**Instruction**
Leave out the pictures and reproduce all of the data exactly.

**Data to use**
'''

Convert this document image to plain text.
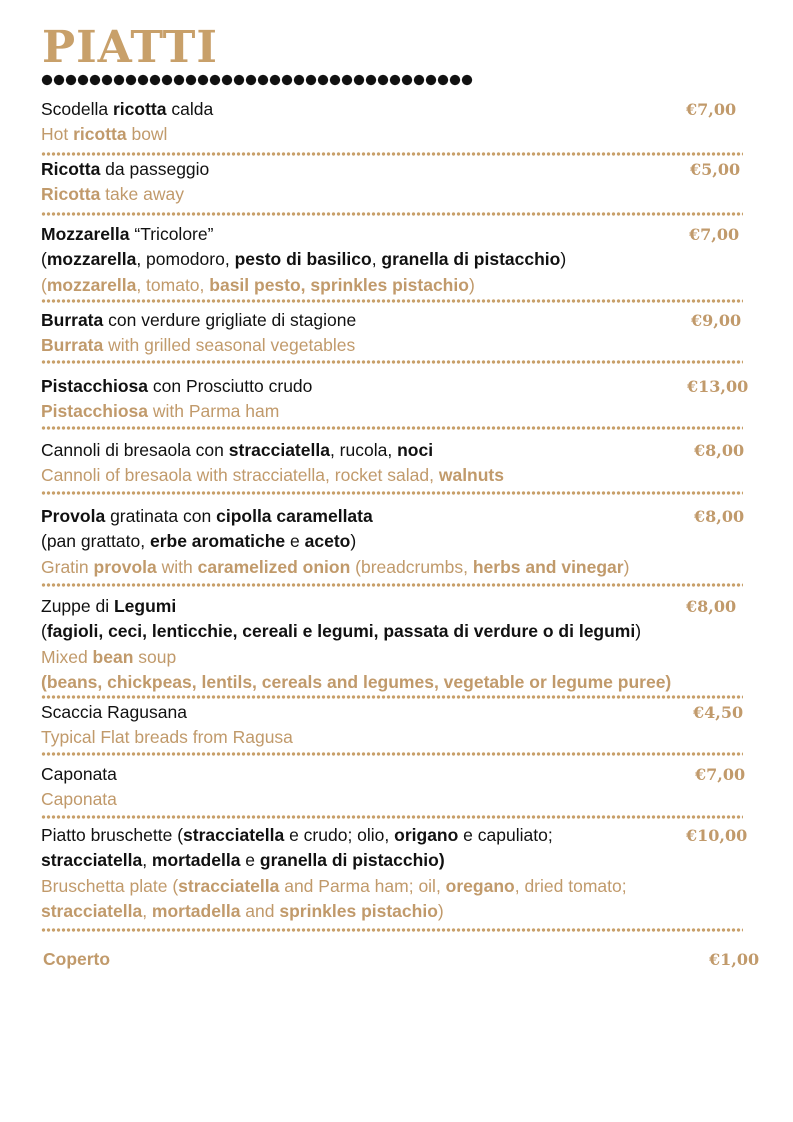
PIATTI
Scodella ricotta calda
Hot ricotta bowl
€7,00
Ricotta da passeggio
Ricotta take away
€5,00
Mozzarella “Tricolore”
(mozzarella, pomodoro, pesto di basilico, granella di pistacchio)
(mozzarella, tomato, basil pesto, sprinkles pistachio)
€7,00
Burrata con verdure grigliate di stagione
Burrata with grilled seasonal vegetables
€9,00
Pistacchiosa con Prosciutto crudo
Pistacchiosa with Parma ham
€13,00
Cannoli di bresaola con stracciatella, rucola, noci
Cannoli of bresaola with stracciatella, rocket salad, walnuts
€8,00
Provola gratinata con cipolla caramellata
(pan grattato, erbe aromatiche e aceto)
Gratin provola with caramelized onion (breadcrumbs, herbs and vinegar)
€8,00
Zuppe di Legumi
(fagioli, ceci, lenticchie, cereali e legumi, passata di verdure o di legumi)
Mixed bean soup
(beans, chickpeas, lentils, cereals and legumes, vegetable or legume puree)
€8,00
Scaccia Ragusana
Typical Flat breads from Ragusa
€4,50
Caponata
Caponata
€7,00
Piatto bruschette (stracciatella e crudo; olio, origano e capuliato;
stracciatella, mortadella e granella di pistacchio)
Bruschetta plate (stracciatella and Parma ham; oil, oregano, dried tomato;
stracciatella, mortadella and sprinkles pistachio)
€10,00
Coperto	€1,00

'''

**Response to this exercise**
Convert this document image to plain text.
PIATTI
Scodella ricotta calda
Hot ricotta bowl
€7,00
Ricotta da passeggio
Ricotta take away
€5,00
Mozzarella “Tricolore”
(mozzarella, pomodoro, pesto di basilico, granella di pistacchio)
(mozzarella, tomato, basil pesto, sprinkles pistachio)
€7,00
Burrata con verdure grigliate di stagione
Burrata with grilled seasonal vegetables
€9,00
Pistacchiosa con Prosciutto crudo
Pistacchiosa with Parma ham
€13,00
Cannoli di bresaola con stracciatella, rucola, noci
Cannoli of bresaola with stracciatella, rocket salad, walnuts
€8,00
Provola gratinata con cipolla caramellata
(pan grattato, erbe aromatiche e aceto)
Gratin provola with caramelized onion (breadcrumbs, herbs and vinegar)
€8,00
Zuppe di Legumi
(fagioli, ceci, lenticchie, cereali e legumi, passata di verdure o di legumi)
Mixed bean soup
(beans, chickpeas, lentils, cereals and legumes, vegetable or legume puree)
€8,00
Scaccia Ragusana
Typical Flat breads from Ragusa
€4,50
Caponata
Caponata
€7,00
Piatto bruschette (stracciatella e crudo; olio, origano e capuliato;
stracciatella, mortadella e granella di pistacchio)
Bruschetta plate (stracciatella and Parma ham; oil, oregano, dried tomato;
stracciatella, mortadella and sprinkles pistachio)
€10,00
Coperto	€1,00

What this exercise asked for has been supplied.